**Brief**
Note each line where "will" appears, and copy it.

## Begin Provided data

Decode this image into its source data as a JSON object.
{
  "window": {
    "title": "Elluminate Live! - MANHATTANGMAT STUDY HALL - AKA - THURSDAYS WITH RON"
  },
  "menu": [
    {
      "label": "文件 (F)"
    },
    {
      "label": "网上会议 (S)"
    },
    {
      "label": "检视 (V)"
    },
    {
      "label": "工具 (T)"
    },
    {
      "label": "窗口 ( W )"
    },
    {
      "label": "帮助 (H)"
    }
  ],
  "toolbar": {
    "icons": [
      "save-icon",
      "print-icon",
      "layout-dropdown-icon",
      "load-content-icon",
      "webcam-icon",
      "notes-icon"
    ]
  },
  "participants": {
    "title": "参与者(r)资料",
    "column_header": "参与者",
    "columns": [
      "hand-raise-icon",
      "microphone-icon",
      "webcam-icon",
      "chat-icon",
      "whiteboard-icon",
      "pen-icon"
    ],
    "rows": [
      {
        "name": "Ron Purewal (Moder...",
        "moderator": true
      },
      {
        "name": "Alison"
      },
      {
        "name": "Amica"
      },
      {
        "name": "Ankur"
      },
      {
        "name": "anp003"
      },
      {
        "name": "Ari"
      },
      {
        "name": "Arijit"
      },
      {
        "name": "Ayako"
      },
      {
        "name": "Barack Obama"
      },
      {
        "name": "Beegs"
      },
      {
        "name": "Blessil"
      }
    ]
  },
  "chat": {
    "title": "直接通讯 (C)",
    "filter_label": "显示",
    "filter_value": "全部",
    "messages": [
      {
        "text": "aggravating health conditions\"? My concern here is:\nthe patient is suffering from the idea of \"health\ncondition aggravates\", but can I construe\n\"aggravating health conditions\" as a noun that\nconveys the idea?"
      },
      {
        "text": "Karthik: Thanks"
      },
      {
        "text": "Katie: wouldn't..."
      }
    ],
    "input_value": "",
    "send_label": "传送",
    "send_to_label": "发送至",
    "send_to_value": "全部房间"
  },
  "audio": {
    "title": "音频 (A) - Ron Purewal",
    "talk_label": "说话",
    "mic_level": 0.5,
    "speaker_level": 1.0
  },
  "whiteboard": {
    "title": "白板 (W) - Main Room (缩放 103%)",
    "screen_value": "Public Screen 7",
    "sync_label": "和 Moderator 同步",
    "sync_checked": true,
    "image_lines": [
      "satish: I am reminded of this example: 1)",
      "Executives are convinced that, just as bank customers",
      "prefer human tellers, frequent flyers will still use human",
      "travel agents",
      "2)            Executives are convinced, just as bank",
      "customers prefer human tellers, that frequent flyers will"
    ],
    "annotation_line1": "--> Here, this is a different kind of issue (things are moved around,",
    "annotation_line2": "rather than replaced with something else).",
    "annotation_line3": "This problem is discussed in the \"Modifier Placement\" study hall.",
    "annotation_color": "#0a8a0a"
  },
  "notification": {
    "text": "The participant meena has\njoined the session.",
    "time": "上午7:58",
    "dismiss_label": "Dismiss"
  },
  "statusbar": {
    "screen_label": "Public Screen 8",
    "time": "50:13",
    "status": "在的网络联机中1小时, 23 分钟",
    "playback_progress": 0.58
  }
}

## End Provided data

**The result**
      "prefer human tellers, frequent flyers will still use human",
      "customers prefer human tellers, that frequent flyers will"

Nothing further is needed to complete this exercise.